_Data provided_
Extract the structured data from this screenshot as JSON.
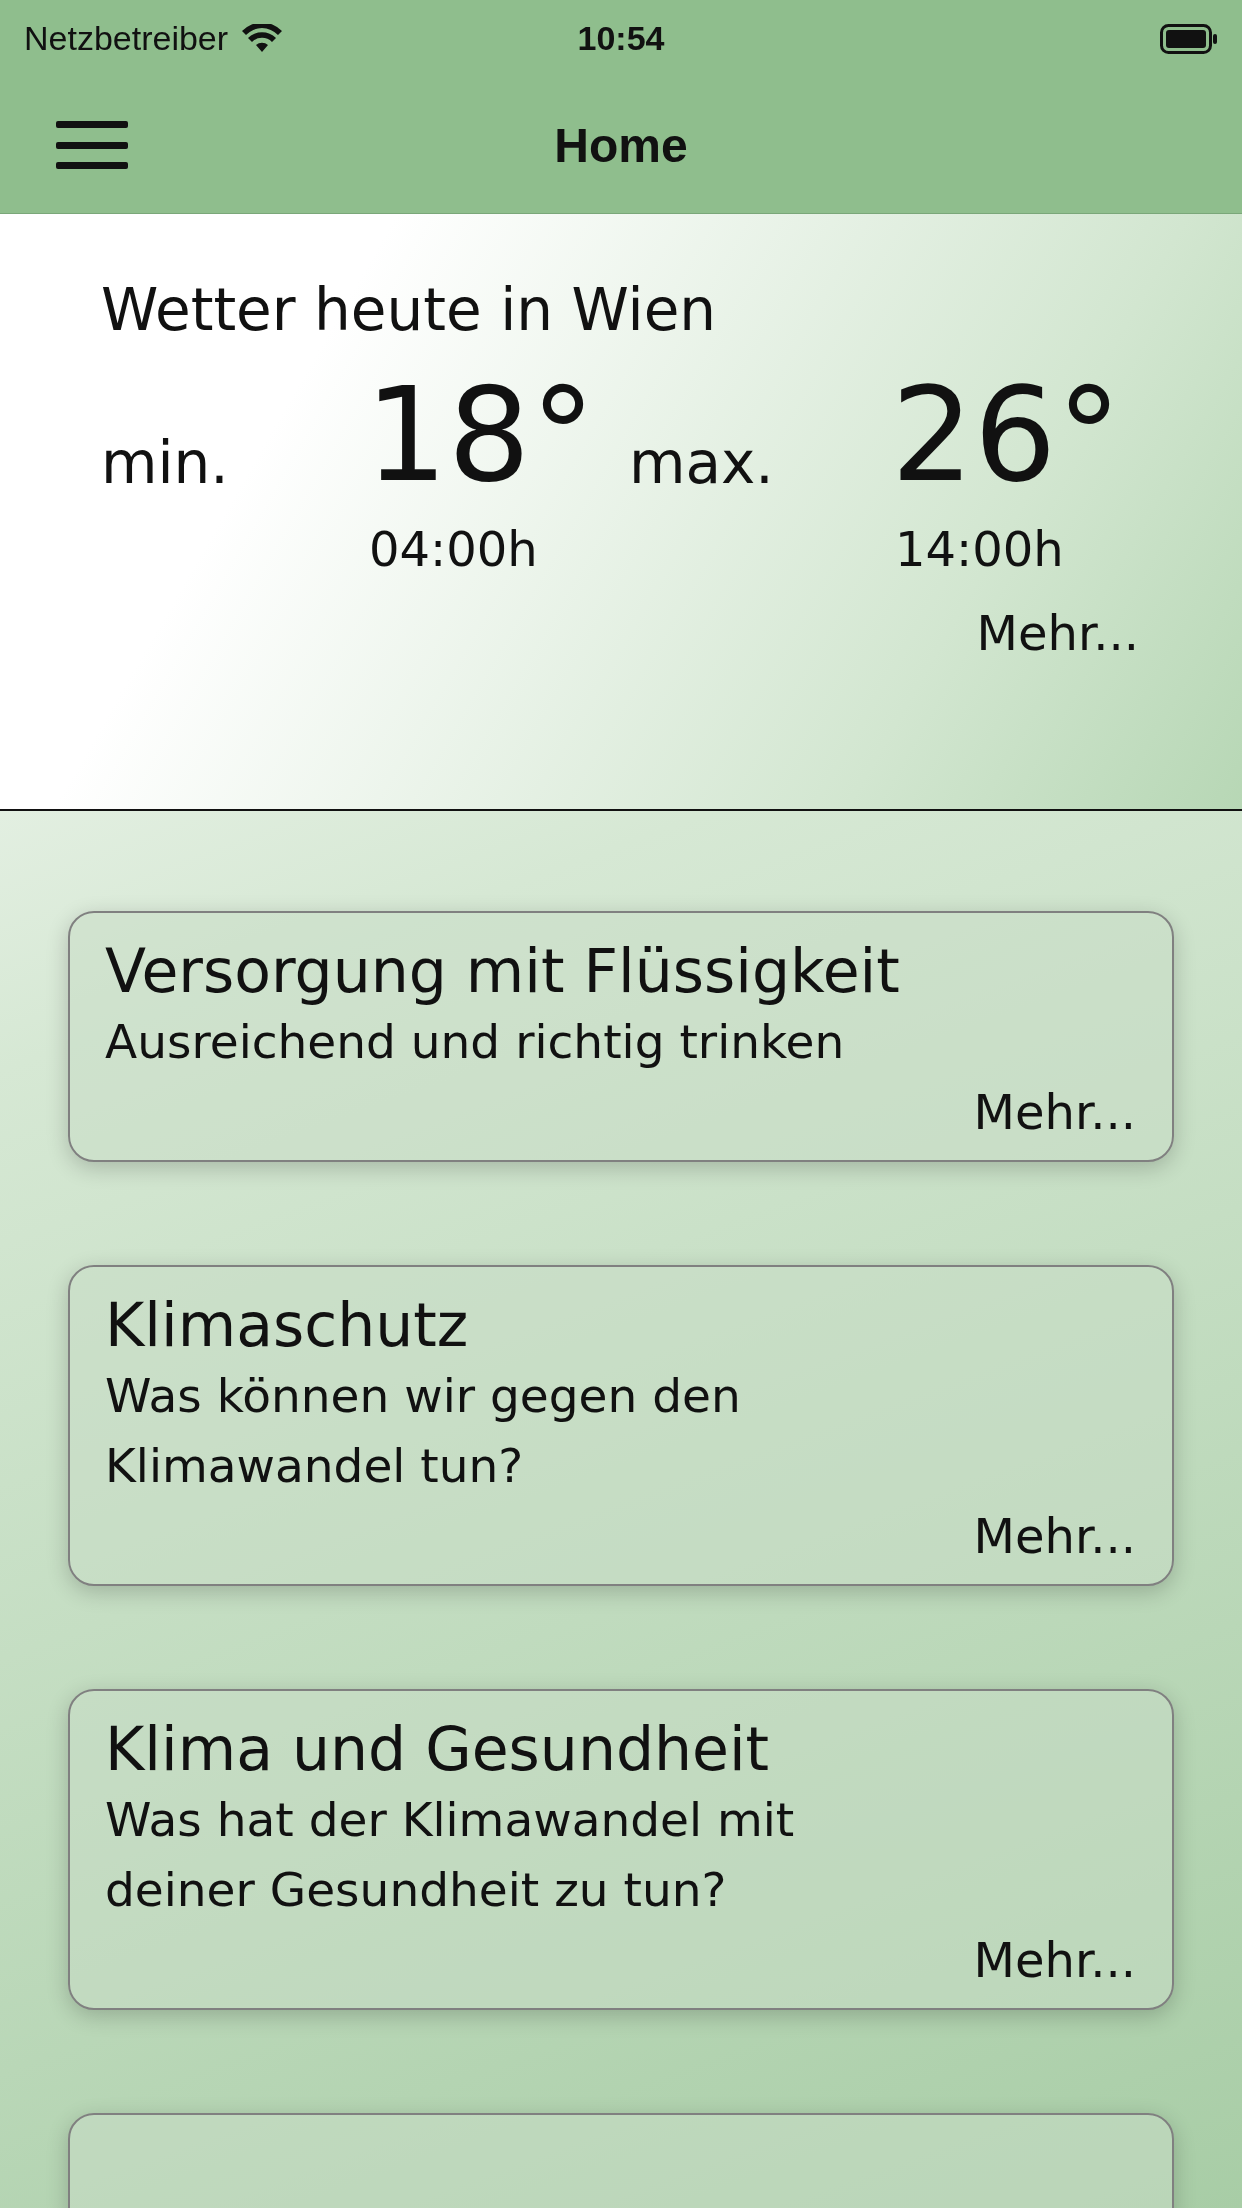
{
  "status_bar": {
    "carrier": "Netzbetreiber",
    "time": "10:54"
  },
  "nav_bar": {
    "title": "Home"
  },
  "weather": {
    "title": "Wetter heute in Wien",
    "min_label": "min.",
    "min_value": "18°",
    "min_time": "04:00h",
    "max_label": "max.",
    "max_value": "26°",
    "max_time": "14:00h",
    "more": "Mehr..."
  },
  "cards": [
    {
      "kind": "topic",
      "title": "Versorgung mit Flüssigkeit",
      "subtitle": "Ausreichend und richtig trinken",
      "more": "Mehr..."
    },
    {
      "kind": "topic",
      "title": "Klimaschutz",
      "subtitle": "Was können wir gegen den Klimawandel tun?",
      "more": "Mehr..."
    },
    {
      "kind": "topic",
      "title": "Klima und Gesundheit",
      "subtitle": "Was hat der Klimawandel mit deiner Gesundheit zu tun?",
      "more": "Mehr..."
    },
    {
      "kind": "partial"
    }
  ]
}
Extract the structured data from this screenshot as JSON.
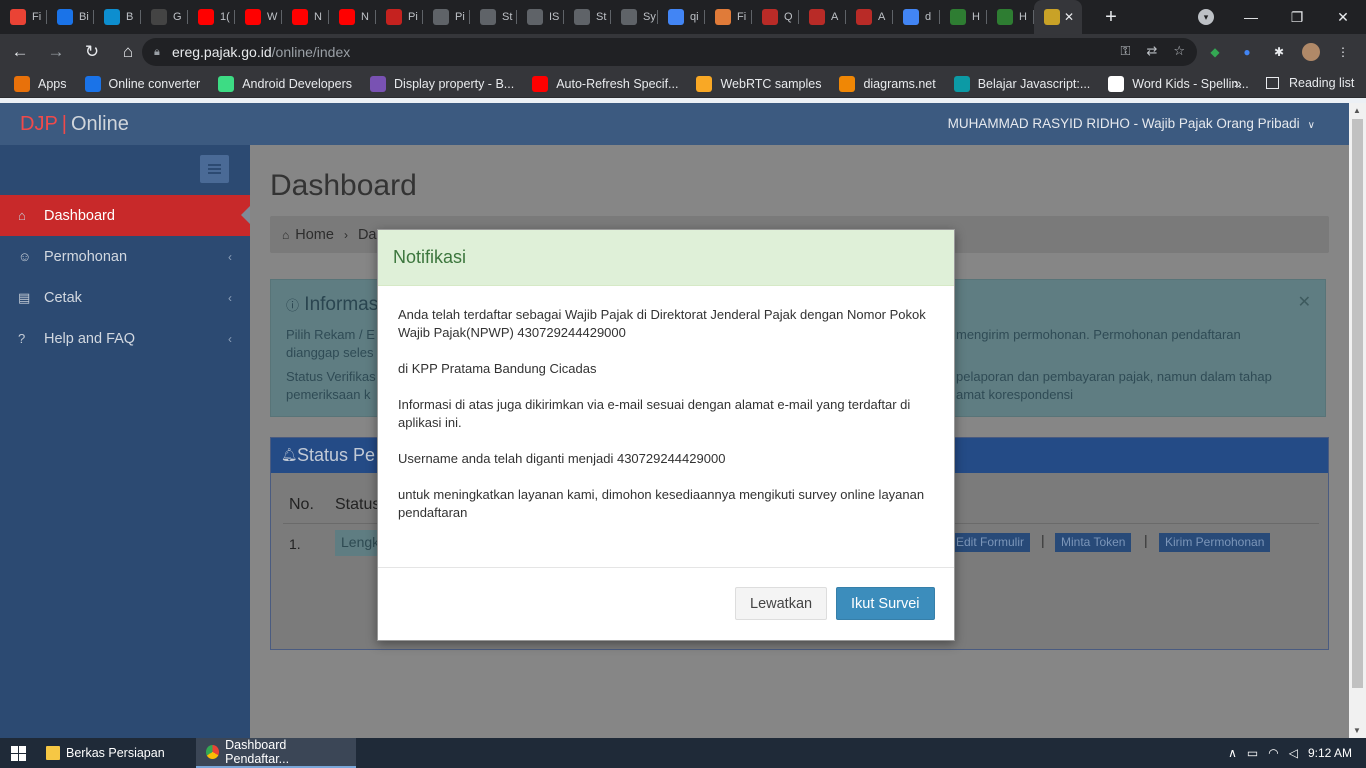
{
  "browser": {
    "tabs": [
      {
        "title": "Fi",
        "icon": "multicolor-icon",
        "color": "#ea4335"
      },
      {
        "title": "Bi",
        "icon": "bird-icon",
        "color": "#1a73e8"
      },
      {
        "title": "B",
        "icon": "q-icon",
        "color": "#0d8ecf"
      },
      {
        "title": "G",
        "icon": "w-icon",
        "color": "#444444"
      },
      {
        "title": "1(",
        "icon": "youtube-icon",
        "color": "#ff0000"
      },
      {
        "title": "W",
        "icon": "youtube-icon",
        "color": "#ff0000"
      },
      {
        "title": "N",
        "icon": "youtube-icon",
        "color": "#ff0000"
      },
      {
        "title": "N",
        "icon": "youtube-icon",
        "color": "#ff0000"
      },
      {
        "title": "Pi",
        "icon": "gmail-icon",
        "color": "#c5221f"
      },
      {
        "title": "Pi",
        "icon": "location-icon",
        "color": "#5f6368"
      },
      {
        "title": "St",
        "icon": "globe-icon",
        "color": "#5f6368"
      },
      {
        "title": "IS",
        "icon": "globe-icon",
        "color": "#5f6368"
      },
      {
        "title": "St",
        "icon": "globe-icon",
        "color": "#5f6368"
      },
      {
        "title": "Sy",
        "icon": "globe-icon",
        "color": "#5f6368"
      },
      {
        "title": "qi",
        "icon": "google-icon",
        "color": "#4285f4"
      },
      {
        "title": "Fi",
        "icon": "fox-icon",
        "color": "#e07b39"
      },
      {
        "title": "Q",
        "icon": "quora-icon",
        "color": "#b92b27"
      },
      {
        "title": "A",
        "icon": "quora-icon",
        "color": "#b92b27"
      },
      {
        "title": "A",
        "icon": "quora-icon",
        "color": "#b92b27"
      },
      {
        "title": "d",
        "icon": "google-icon",
        "color": "#4285f4"
      },
      {
        "title": "H",
        "icon": "badge-icon",
        "color": "#2e7d32"
      },
      {
        "title": "H",
        "icon": "badge-icon",
        "color": "#2e7d32"
      },
      {
        "title": "",
        "icon": "djp-icon",
        "color": "#c9a227"
      }
    ],
    "new_tab": "+",
    "window_controls": {
      "minimize": "—",
      "maximize": "❐",
      "close": "✕"
    },
    "nav": {
      "back": "←",
      "forward": "→",
      "reload": "↻",
      "home": "⌂"
    },
    "url_host": "ereg.pajak.go.id",
    "url_path": "/online/index",
    "bookmarks": [
      {
        "label": "Apps",
        "icon": "apps-grid-icon",
        "color": "#e8710a"
      },
      {
        "label": "Online converter",
        "icon": "2u-icon",
        "color": "#1a73e8"
      },
      {
        "label": "Android Developers",
        "icon": "android-icon",
        "color": "#3ddc84"
      },
      {
        "label": "Display property - B...",
        "icon": "bootstrap-icon",
        "color": "#7952b3"
      },
      {
        "label": "Auto-Refresh Specif...",
        "icon": "youtube-icon",
        "color": "#ff0000"
      },
      {
        "label": "WebRTC samples",
        "icon": "webrtc-icon",
        "color": "#f9a825"
      },
      {
        "label": "diagrams.net",
        "icon": "diagrams-icon",
        "color": "#f08705"
      },
      {
        "label": "Belajar Javascript:...",
        "icon": "dicoding-icon",
        "color": "#0c9aa5"
      },
      {
        "label": "Word Kids - Spellin...",
        "icon": "wordkids-icon",
        "color": "#ffffff"
      }
    ],
    "bookmarks_more": "»",
    "reading_list": "Reading list"
  },
  "app": {
    "logo_brand": "DJP",
    "logo_sep": "|",
    "logo_product": "Online",
    "username": "MUHAMMAD RASYID RIDHO - Wajib Pajak Orang Pribadi",
    "menu": [
      {
        "label": "Dashboard",
        "icon": "home-icon",
        "active": true
      },
      {
        "label": "Permohonan",
        "icon": "users-icon",
        "active": false
      },
      {
        "label": "Cetak",
        "icon": "print-icon",
        "active": false
      },
      {
        "label": "Help and FAQ",
        "icon": "question-icon",
        "active": false
      }
    ],
    "page_title": "Dashboard",
    "breadcrumb": {
      "home": "Home",
      "current": "Da"
    },
    "info": {
      "title": "Informas",
      "line1_left": "Pilih Rekam / E",
      "line1_right": "mengirim permohonan. Permohonan pendaftaran",
      "line2_left": "dianggap seles",
      "line3_left": "Status Verifikas",
      "line3_right": "pelaporan dan pembayaran pajak, namun dalam tahap",
      "line4_left": "pemeriksaan k",
      "line4_right": "amat korespondensi"
    },
    "status": {
      "title": "Status Pe",
      "col_no": "No.",
      "col_status": "Status",
      "row_no": "1.",
      "row_status": "Lengk",
      "actions": [
        "Edit Formulir",
        "Minta Token",
        "Kirim Permohonan"
      ]
    }
  },
  "modal": {
    "title": "Notifikasi",
    "p1": "Anda telah terdaftar sebagai Wajib Pajak di Direktorat Jenderal Pajak dengan Nomor Pokok Wajib Pajak(NPWP) 430729244429000",
    "p2": "di KPP Pratama Bandung Cicadas",
    "p3": "Informasi di atas juga dikirimkan via e-mail sesuai dengan alamat e-mail yang terdaftar di aplikasi ini.",
    "p4": "Username anda telah diganti menjadi 430729244429000",
    "p5": "untuk meningkatkan layanan kami, dimohon kesediaannya mengikuti survey online layanan pendaftaran",
    "skip_label": "Lewatkan",
    "survey_label": "Ikut Survei"
  },
  "taskbar": {
    "items": [
      {
        "label": "Berkas Persiapan",
        "icon": "folder-icon",
        "active": false
      },
      {
        "label": "Dashboard Pendaftar...",
        "icon": "chrome-icon",
        "active": true
      }
    ],
    "time": "9:12 AM"
  }
}
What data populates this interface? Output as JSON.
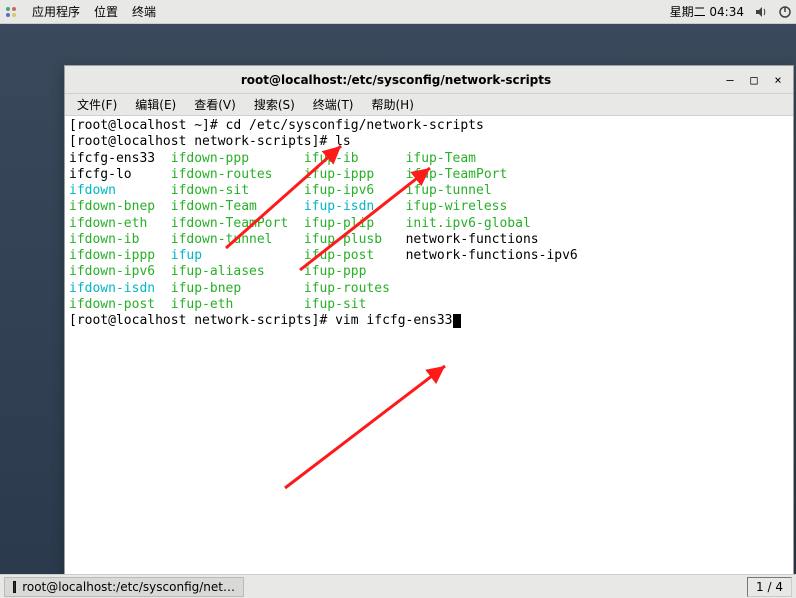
{
  "topbar": {
    "menu": [
      "应用程序",
      "位置",
      "终端"
    ],
    "datetime": "星期二 04:34"
  },
  "window": {
    "title": "root@localhost:/etc/sysconfig/network-scripts",
    "menu": [
      "文件(F)",
      "编辑(E)",
      "查看(V)",
      "搜索(S)",
      "终端(T)",
      "帮助(H)"
    ],
    "controls": {
      "min": "—",
      "max": "□",
      "close": "×"
    }
  },
  "terminal": {
    "prompt1_pre": "[root@localhost ~]# ",
    "cmd1": "cd /etc/sysconfig/network-scripts",
    "prompt2_pre": "[root@localhost network-scripts]# ",
    "cmd2": "ls",
    "ls": {
      "col1": [
        {
          "t": "ifcfg-ens33",
          "c": "black"
        },
        {
          "t": "ifcfg-lo",
          "c": "black"
        },
        {
          "t": "ifdown",
          "c": "cyan"
        },
        {
          "t": "ifdown-bnep",
          "c": "green"
        },
        {
          "t": "ifdown-eth",
          "c": "green"
        },
        {
          "t": "ifdown-ib",
          "c": "green"
        },
        {
          "t": "ifdown-ippp",
          "c": "green"
        },
        {
          "t": "ifdown-ipv6",
          "c": "green"
        },
        {
          "t": "ifdown-isdn",
          "c": "cyan"
        },
        {
          "t": "ifdown-post",
          "c": "green"
        }
      ],
      "col2": [
        {
          "t": "ifdown-ppp",
          "c": "green"
        },
        {
          "t": "ifdown-routes",
          "c": "green"
        },
        {
          "t": "ifdown-sit",
          "c": "green"
        },
        {
          "t": "ifdown-Team",
          "c": "green"
        },
        {
          "t": "ifdown-TeamPort",
          "c": "green"
        },
        {
          "t": "ifdown-tunnel",
          "c": "green"
        },
        {
          "t": "ifup",
          "c": "cyan"
        },
        {
          "t": "ifup-aliases",
          "c": "green"
        },
        {
          "t": "ifup-bnep",
          "c": "green"
        },
        {
          "t": "ifup-eth",
          "c": "green"
        }
      ],
      "col3": [
        {
          "t": "ifup-ib",
          "c": "green"
        },
        {
          "t": "ifup-ippp",
          "c": "green"
        },
        {
          "t": "ifup-ipv6",
          "c": "green"
        },
        {
          "t": "ifup-isdn",
          "c": "cyan"
        },
        {
          "t": "ifup-plip",
          "c": "green"
        },
        {
          "t": "ifup-plusb",
          "c": "green"
        },
        {
          "t": "ifup-post",
          "c": "green"
        },
        {
          "t": "ifup-ppp",
          "c": "green"
        },
        {
          "t": "ifup-routes",
          "c": "green"
        },
        {
          "t": "ifup-sit",
          "c": "green"
        }
      ],
      "col4": [
        {
          "t": "ifup-Team",
          "c": "green"
        },
        {
          "t": "ifup-TeamPort",
          "c": "green"
        },
        {
          "t": "ifup-tunnel",
          "c": "green"
        },
        {
          "t": "ifup-wireless",
          "c": "green"
        },
        {
          "t": "init.ipv6-global",
          "c": "green"
        },
        {
          "t": "network-functions",
          "c": "black"
        },
        {
          "t": "network-functions-ipv6",
          "c": "black"
        },
        {
          "t": "",
          "c": "black"
        },
        {
          "t": "",
          "c": "black"
        },
        {
          "t": "",
          "c": "black"
        }
      ],
      "w1": 13,
      "w2": 17,
      "w3": 13
    },
    "prompt3_pre": "[root@localhost network-scripts]# ",
    "cmd3": "vim ifcfg-ens33"
  },
  "taskbar": {
    "entry": "root@localhost:/etc/sysconfig/net…",
    "workspace": "1 / 4"
  }
}
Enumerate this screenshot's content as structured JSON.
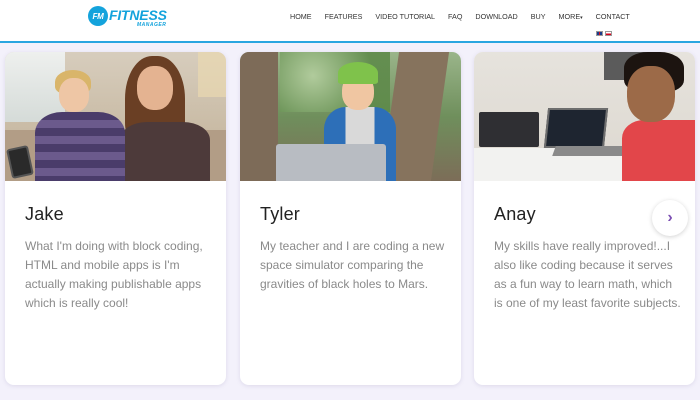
{
  "header": {
    "logo": {
      "badge": "FM",
      "title": "FITNESS",
      "subtitle": "MANAGER"
    },
    "nav": [
      {
        "label": "HOME"
      },
      {
        "label": "FEATURES"
      },
      {
        "label": "VIDEO TUTORIAL"
      },
      {
        "label": "FAQ"
      },
      {
        "label": "DOWNLOAD"
      },
      {
        "label": "BUY"
      },
      {
        "label": "MORE"
      },
      {
        "label": "CONTACT"
      }
    ],
    "more_caret": "▾"
  },
  "cards": [
    {
      "name": "Jake",
      "text": "What I'm doing with block coding, HTML and mobile apps is I'm actually making publishable apps which is really cool!"
    },
    {
      "name": "Tyler",
      "text": "My teacher and I are coding a new space simulator comparing the gravities of black holes to Mars."
    },
    {
      "name": "Anay",
      "text": "My skills have really improved!...I also like coding because it serves as a fun way to learn math, which is one of my least favorite subjects."
    }
  ],
  "carousel": {
    "next_icon": "›"
  },
  "colors": {
    "brand": "#14a3dc",
    "accent": "#7c4fb3",
    "header_rule": "#2aa6e0"
  }
}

_Stated goal_
Give the number of lines above in which the word "Permohonan" occurs, with nothing else.

_Exercise solution_
3